• **WORK TO BE COMPLETED**
Could you copy every line from the material below in which "consumption" appears?
= = = =
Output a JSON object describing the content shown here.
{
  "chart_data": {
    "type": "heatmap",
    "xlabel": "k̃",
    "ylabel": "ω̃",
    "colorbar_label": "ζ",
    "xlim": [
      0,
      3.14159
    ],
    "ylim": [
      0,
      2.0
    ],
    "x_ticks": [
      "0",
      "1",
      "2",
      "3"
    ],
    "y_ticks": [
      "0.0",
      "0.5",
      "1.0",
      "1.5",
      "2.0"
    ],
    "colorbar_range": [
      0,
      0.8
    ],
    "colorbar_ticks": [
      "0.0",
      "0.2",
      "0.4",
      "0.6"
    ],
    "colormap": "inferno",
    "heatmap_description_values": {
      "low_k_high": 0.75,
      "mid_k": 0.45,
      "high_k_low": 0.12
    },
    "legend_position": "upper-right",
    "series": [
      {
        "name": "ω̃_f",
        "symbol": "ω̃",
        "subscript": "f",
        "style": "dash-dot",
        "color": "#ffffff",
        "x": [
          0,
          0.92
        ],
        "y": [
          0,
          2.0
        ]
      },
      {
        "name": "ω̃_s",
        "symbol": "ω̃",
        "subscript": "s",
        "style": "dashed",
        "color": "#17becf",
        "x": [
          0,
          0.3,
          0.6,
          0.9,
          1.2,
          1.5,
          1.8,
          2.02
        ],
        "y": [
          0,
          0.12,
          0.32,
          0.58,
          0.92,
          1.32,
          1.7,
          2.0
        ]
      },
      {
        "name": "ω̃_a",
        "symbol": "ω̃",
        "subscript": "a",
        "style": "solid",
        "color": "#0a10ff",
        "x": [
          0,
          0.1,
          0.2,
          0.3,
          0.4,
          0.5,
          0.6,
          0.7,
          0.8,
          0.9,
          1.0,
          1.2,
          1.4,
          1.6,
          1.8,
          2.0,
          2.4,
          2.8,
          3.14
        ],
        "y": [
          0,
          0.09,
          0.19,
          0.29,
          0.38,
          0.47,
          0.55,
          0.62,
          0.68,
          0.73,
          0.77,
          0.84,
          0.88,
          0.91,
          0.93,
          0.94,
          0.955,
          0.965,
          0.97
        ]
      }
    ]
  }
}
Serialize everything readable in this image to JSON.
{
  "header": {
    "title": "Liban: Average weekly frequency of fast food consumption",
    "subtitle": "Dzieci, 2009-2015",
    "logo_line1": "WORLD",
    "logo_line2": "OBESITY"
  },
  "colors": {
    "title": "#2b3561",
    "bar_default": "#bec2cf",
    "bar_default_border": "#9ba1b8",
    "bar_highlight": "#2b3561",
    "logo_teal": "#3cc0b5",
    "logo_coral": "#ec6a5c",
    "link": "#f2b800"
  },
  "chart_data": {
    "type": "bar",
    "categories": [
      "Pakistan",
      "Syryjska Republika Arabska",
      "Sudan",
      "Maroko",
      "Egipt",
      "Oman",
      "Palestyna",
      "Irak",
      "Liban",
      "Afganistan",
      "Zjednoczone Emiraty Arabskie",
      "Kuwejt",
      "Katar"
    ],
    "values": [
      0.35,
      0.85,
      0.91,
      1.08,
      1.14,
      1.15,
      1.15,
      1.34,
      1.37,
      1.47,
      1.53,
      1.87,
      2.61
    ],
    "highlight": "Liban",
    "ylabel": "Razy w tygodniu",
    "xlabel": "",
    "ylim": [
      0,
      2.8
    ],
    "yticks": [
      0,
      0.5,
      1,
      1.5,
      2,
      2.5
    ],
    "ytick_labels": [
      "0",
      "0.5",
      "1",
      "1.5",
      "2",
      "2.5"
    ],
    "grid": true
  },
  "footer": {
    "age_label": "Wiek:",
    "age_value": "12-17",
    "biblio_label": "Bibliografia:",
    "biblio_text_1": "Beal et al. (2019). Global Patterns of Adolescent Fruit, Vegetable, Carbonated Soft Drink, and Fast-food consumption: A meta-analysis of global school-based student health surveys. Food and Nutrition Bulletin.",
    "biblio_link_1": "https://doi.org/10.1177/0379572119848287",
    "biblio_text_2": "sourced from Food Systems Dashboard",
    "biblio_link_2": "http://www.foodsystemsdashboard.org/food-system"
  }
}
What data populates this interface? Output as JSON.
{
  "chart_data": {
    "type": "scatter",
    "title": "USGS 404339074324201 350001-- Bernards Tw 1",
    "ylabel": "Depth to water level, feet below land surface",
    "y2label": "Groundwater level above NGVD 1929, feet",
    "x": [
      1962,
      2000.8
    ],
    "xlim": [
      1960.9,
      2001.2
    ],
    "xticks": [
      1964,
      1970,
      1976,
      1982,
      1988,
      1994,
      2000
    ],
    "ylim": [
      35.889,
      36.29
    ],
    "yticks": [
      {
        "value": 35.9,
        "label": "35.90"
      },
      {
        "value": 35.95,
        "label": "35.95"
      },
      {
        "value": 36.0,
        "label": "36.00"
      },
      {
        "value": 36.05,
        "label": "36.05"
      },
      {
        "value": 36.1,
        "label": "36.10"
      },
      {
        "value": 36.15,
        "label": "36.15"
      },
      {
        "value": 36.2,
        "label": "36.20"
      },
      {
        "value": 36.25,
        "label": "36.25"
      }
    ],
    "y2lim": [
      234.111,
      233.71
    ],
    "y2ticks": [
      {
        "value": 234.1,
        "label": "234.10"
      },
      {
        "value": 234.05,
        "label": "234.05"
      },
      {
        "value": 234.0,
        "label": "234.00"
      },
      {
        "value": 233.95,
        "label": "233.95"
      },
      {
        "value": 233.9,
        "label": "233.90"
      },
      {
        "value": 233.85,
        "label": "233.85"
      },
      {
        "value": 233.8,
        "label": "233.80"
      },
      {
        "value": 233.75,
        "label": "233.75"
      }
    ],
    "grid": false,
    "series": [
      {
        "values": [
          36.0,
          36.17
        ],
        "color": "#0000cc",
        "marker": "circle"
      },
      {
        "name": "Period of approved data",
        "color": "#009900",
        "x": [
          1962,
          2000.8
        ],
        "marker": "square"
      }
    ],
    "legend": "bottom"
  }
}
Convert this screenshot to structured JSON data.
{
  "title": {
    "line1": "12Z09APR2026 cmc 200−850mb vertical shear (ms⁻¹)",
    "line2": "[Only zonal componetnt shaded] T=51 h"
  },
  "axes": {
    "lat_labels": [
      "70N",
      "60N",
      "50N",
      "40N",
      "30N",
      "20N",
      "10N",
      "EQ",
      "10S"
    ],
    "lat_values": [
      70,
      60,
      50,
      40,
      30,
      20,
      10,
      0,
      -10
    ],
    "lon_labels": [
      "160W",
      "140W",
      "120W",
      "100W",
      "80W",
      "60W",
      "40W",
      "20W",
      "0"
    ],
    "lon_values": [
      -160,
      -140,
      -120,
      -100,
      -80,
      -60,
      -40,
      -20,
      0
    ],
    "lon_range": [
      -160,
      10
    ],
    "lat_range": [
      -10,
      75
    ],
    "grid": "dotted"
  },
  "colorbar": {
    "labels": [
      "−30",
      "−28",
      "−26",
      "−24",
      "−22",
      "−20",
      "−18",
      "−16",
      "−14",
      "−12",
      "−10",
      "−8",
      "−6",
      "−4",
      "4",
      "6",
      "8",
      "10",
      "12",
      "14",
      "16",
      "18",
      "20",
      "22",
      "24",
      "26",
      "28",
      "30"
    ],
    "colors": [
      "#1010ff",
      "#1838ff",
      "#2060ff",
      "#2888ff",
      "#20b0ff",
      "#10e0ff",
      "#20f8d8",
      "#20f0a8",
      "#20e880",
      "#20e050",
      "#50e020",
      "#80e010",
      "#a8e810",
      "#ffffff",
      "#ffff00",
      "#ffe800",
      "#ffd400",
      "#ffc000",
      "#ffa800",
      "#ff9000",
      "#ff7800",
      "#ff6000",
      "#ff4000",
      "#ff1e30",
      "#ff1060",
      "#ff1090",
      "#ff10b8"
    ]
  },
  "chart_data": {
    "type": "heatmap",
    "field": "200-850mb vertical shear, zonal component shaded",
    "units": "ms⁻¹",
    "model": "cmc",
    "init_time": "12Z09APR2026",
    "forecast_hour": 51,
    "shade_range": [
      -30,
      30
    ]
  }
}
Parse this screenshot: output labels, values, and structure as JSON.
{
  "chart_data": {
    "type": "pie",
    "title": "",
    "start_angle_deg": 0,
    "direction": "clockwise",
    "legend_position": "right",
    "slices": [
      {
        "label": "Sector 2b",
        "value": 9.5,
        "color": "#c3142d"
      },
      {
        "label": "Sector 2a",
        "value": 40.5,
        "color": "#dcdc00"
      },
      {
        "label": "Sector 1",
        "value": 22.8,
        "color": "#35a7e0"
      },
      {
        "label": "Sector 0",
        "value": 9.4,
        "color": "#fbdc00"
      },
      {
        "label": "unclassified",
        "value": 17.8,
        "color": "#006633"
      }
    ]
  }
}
= = = =
• **FULL ANSWER**
    "title": "Liban: Average weekly frequency of fast food consumption",
    "biblio_text_1": "Beal et al. (2019). Global Patterns of Adolescent Fruit, Vegetable, Carbonated Soft Drink, and Fast-food consumption: A meta-analysis of global school-based student health surveys. Food and Nutrition Bulletin.",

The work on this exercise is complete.